[Structured figure records]
* * * * *

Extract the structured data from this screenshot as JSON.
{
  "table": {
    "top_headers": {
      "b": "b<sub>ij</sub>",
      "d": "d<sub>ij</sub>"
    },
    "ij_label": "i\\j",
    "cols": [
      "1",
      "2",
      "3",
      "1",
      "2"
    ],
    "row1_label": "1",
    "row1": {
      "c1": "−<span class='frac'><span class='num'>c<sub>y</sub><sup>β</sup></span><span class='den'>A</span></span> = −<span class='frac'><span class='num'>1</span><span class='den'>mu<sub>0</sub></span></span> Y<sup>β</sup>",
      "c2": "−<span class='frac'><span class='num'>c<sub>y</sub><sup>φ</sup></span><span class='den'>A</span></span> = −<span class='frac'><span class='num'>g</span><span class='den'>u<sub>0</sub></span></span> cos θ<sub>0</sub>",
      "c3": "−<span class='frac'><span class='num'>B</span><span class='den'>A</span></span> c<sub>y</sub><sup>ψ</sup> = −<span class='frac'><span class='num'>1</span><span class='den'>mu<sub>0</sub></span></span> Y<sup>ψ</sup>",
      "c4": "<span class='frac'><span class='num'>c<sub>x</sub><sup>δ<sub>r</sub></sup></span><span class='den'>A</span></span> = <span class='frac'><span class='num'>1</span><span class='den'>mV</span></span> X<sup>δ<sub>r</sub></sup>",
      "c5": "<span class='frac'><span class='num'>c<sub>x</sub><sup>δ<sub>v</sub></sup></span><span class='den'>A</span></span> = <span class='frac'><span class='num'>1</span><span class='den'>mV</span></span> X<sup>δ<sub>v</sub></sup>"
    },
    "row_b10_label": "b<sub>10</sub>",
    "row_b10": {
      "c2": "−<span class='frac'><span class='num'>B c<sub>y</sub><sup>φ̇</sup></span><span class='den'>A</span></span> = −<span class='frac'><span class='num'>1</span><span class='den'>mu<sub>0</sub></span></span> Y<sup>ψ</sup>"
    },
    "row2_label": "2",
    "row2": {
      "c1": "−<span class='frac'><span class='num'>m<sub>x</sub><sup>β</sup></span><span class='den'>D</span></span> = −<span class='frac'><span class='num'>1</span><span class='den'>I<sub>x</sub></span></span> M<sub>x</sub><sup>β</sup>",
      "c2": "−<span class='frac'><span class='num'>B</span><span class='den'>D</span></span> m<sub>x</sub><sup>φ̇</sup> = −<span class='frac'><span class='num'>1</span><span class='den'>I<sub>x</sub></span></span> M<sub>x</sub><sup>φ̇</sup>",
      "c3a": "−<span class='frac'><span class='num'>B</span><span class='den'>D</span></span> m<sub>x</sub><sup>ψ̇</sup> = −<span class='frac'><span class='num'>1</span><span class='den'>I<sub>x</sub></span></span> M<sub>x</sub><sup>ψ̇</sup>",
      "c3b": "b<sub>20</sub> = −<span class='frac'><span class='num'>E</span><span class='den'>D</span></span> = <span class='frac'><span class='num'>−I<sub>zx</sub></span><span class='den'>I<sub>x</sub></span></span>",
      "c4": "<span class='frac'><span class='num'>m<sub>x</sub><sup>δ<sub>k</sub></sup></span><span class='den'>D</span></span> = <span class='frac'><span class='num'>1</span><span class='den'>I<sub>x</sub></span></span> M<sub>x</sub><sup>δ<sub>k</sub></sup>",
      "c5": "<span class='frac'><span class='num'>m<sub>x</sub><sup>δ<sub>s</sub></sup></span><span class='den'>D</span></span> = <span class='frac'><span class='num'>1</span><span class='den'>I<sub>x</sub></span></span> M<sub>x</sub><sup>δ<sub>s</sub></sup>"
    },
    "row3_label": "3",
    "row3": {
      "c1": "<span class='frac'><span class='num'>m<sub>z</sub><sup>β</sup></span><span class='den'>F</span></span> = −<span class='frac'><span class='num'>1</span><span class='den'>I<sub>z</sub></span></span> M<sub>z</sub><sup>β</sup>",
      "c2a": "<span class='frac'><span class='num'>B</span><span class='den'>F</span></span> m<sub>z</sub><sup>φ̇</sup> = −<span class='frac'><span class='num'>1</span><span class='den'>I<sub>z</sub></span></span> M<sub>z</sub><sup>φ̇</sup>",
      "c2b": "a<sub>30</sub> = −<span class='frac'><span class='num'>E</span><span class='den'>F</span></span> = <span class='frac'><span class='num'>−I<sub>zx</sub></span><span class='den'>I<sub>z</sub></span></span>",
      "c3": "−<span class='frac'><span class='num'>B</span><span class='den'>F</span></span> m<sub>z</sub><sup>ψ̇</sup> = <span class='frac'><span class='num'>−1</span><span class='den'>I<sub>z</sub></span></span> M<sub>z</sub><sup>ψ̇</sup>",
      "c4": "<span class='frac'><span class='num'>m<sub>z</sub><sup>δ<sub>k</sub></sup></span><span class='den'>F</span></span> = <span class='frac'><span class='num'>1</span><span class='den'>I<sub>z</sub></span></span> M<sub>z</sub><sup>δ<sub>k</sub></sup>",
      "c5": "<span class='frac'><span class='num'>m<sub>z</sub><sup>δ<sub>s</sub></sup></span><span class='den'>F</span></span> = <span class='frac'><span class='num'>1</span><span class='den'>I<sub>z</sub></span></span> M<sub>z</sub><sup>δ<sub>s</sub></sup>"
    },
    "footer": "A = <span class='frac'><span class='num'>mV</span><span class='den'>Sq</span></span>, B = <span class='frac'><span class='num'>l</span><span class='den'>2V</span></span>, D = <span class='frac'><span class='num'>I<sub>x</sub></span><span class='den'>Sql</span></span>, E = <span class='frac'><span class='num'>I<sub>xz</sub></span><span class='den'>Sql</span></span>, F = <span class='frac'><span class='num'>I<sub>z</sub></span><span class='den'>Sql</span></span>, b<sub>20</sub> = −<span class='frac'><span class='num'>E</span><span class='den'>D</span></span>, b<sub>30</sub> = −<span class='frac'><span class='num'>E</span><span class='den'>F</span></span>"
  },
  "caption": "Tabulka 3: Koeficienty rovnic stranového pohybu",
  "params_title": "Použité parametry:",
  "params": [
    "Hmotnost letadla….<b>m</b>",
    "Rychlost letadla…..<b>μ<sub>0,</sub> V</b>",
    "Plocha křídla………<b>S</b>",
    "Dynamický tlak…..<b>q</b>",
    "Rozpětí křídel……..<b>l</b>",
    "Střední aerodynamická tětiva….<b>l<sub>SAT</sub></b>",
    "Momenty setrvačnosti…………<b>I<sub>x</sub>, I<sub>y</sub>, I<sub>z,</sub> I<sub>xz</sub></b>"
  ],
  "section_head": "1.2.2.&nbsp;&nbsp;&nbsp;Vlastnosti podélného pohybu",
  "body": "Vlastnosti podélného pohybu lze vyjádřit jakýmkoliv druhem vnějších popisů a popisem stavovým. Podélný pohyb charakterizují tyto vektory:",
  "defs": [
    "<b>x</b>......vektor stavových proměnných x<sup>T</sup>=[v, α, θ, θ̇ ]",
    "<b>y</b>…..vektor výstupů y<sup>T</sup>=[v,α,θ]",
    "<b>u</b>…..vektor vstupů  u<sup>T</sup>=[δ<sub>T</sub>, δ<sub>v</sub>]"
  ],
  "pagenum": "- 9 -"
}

* * * * *

Exactly reproduce every line of the data above.

Extract the structured data from this screenshot as JSON.
{
  "table": {
    "top_headers": {
      "b": "b<sub>ij</sub>",
      "d": "d<sub>ij</sub>"
    },
    "ij_label": "i\\j",
    "cols": [
      "1",
      "2",
      "3",
      "1",
      "2"
    ],
    "row1_label": "1",
    "row1": {
      "c1": "−<span class='frac'><span class='num'>c<sub>y</sub><sup>β</sup></span><span class='den'>A</span></span> = −<span class='frac'><span class='num'>1</span><span class='den'>mu<sub>0</sub></span></span> Y<sup>β</sup>",
      "c2": "−<span class='frac'><span class='num'>c<sub>y</sub><sup>φ</sup></span><span class='den'>A</span></span> = −<span class='frac'><span class='num'>g</span><span class='den'>u<sub>0</sub></span></span> cos θ<sub>0</sub>",
      "c3": "−<span class='frac'><span class='num'>B</span><span class='den'>A</span></span> c<sub>y</sub><sup>ψ</sup> = −<span class='frac'><span class='num'>1</span><span class='den'>mu<sub>0</sub></span></span> Y<sup>ψ</sup>",
      "c4": "<span class='frac'><span class='num'>c<sub>x</sub><sup>δ<sub>r</sub></sup></span><span class='den'>A</span></span> = <span class='frac'><span class='num'>1</span><span class='den'>mV</span></span> X<sup>δ<sub>r</sub></sup>",
      "c5": "<span class='frac'><span class='num'>c<sub>x</sub><sup>δ<sub>v</sub></sup></span><span class='den'>A</span></span> = <span class='frac'><span class='num'>1</span><span class='den'>mV</span></span> X<sup>δ<sub>v</sub></sup>"
    },
    "row_b10_label": "b<sub>10</sub>",
    "row_b10": {
      "c2": "−<span class='frac'><span class='num'>B c<sub>y</sub><sup>φ̇</sup></span><span class='den'>A</span></span> = −<span class='frac'><span class='num'>1</span><span class='den'>mu<sub>0</sub></span></span> Y<sup>ψ</sup>"
    },
    "row2_label": "2",
    "row2": {
      "c1": "−<span class='frac'><span class='num'>m<sub>x</sub><sup>β</sup></span><span class='den'>D</span></span> = −<span class='frac'><span class='num'>1</span><span class='den'>I<sub>x</sub></span></span> M<sub>x</sub><sup>β</sup>",
      "c2": "−<span class='frac'><span class='num'>B</span><span class='den'>D</span></span> m<sub>x</sub><sup>φ̇</sup> = −<span class='frac'><span class='num'>1</span><span class='den'>I<sub>x</sub></span></span> M<sub>x</sub><sup>φ̇</sup>",
      "c3a": "−<span class='frac'><span class='num'>B</span><span class='den'>D</span></span> m<sub>x</sub><sup>ψ̇</sup> = −<span class='frac'><span class='num'>1</span><span class='den'>I<sub>x</sub></span></span> M<sub>x</sub><sup>ψ̇</sup>",
      "c3b": "b<sub>20</sub> = −<span class='frac'><span class='num'>E</span><span class='den'>D</span></span> = <span class='frac'><span class='num'>−I<sub>zx</sub></span><span class='den'>I<sub>x</sub></span></span>",
      "c4": "<span class='frac'><span class='num'>m<sub>x</sub><sup>δ<sub>k</sub></sup></span><span class='den'>D</span></span> = <span class='frac'><span class='num'>1</span><span class='den'>I<sub>x</sub></span></span> M<sub>x</sub><sup>δ<sub>k</sub></sup>",
      "c5": "<span class='frac'><span class='num'>m<sub>x</sub><sup>δ<sub>s</sub></sup></span><span class='den'>D</span></span> = <span class='frac'><span class='num'>1</span><span class='den'>I<sub>x</sub></span></span> M<sub>x</sub><sup>δ<sub>s</sub></sup>"
    },
    "row3_label": "3",
    "row3": {
      "c1": "<span class='frac'><span class='num'>m<sub>z</sub><sup>β</sup></span><span class='den'>F</span></span> = −<span class='frac'><span class='num'>1</span><span class='den'>I<sub>z</sub></span></span> M<sub>z</sub><sup>β</sup>",
      "c2a": "<span class='frac'><span class='num'>B</span><span class='den'>F</span></span> m<sub>z</sub><sup>φ̇</sup> = −<span class='frac'><span class='num'>1</span><span class='den'>I<sub>z</sub></span></span> M<sub>z</sub><sup>φ̇</sup>",
      "c2b": "a<sub>30</sub> = −<span class='frac'><span class='num'>E</span><span class='den'>F</span></span> = <span class='frac'><span class='num'>−I<sub>zx</sub></span><span class='den'>I<sub>z</sub></span></span>",
      "c3": "−<span class='frac'><span class='num'>B</span><span class='den'>F</span></span> m<sub>z</sub><sup>ψ̇</sup> = <span class='frac'><span class='num'>−1</span><span class='den'>I<sub>z</sub></span></span> M<sub>z</sub><sup>ψ̇</sup>",
      "c4": "<span class='frac'><span class='num'>m<sub>z</sub><sup>δ<sub>k</sub></sup></span><span class='den'>F</span></span> = <span class='frac'><span class='num'>1</span><span class='den'>I<sub>z</sub></span></span> M<sub>z</sub><sup>δ<sub>k</sub></sup>",
      "c5": "<span class='frac'><span class='num'>m<sub>z</sub><sup>δ<sub>s</sub></sup></span><span class='den'>F</span></span> = <span class='frac'><span class='num'>1</span><span class='den'>I<sub>z</sub></span></span> M<sub>z</sub><sup>δ<sub>s</sub></sup>"
    },
    "footer": "A = <span class='frac'><span class='num'>mV</span><span class='den'>Sq</span></span>, B = <span class='frac'><span class='num'>l</span><span class='den'>2V</span></span>, D = <span class='frac'><span class='num'>I<sub>x</sub></span><span class='den'>Sql</span></span>, E = <span class='frac'><span class='num'>I<sub>xz</sub></span><span class='den'>Sql</span></span>, F = <span class='frac'><span class='num'>I<sub>z</sub></span><span class='den'>Sql</span></span>, b<sub>20</sub> = −<span class='frac'><span class='num'>E</span><span class='den'>D</span></span>, b<sub>30</sub> = −<span class='frac'><span class='num'>E</span><span class='den'>F</span></span>"
  },
  "caption": "Tabulka 3: Koeficienty rovnic stranového pohybu",
  "params_title": "Použité parametry:",
  "params": [
    "Hmotnost letadla….<b>m</b>",
    "Rychlost letadla…..<b>μ<sub>0,</sub> V</b>",
    "Plocha křídla………<b>S</b>",
    "Dynamický tlak…..<b>q</b>",
    "Rozpětí křídel……..<b>l</b>",
    "Střední aerodynamická tětiva….<b>l<sub>SAT</sub></b>",
    "Momenty setrvačnosti…………<b>I<sub>x</sub>, I<sub>y</sub>, I<sub>z,</sub> I<sub>xz</sub></b>"
  ],
  "section_head": "1.2.2.&nbsp;&nbsp;&nbsp;Vlastnosti podélného pohybu",
  "body": "Vlastnosti podélného pohybu lze vyjádřit jakýmkoliv druhem vnějších popisů a popisem stavovým. Podélný pohyb charakterizují tyto vektory:",
  "defs": [
    "<b>x</b>......vektor stavových proměnných x<sup>T</sup>=[v, α, θ, θ̇ ]",
    "<b>y</b>…..vektor výstupů y<sup>T</sup>=[v,α,θ]",
    "<b>u</b>…..vektor vstupů  u<sup>T</sup>=[δ<sub>T</sub>, δ<sub>v</sub>]"
  ],
  "pagenum": "- 9 -"
}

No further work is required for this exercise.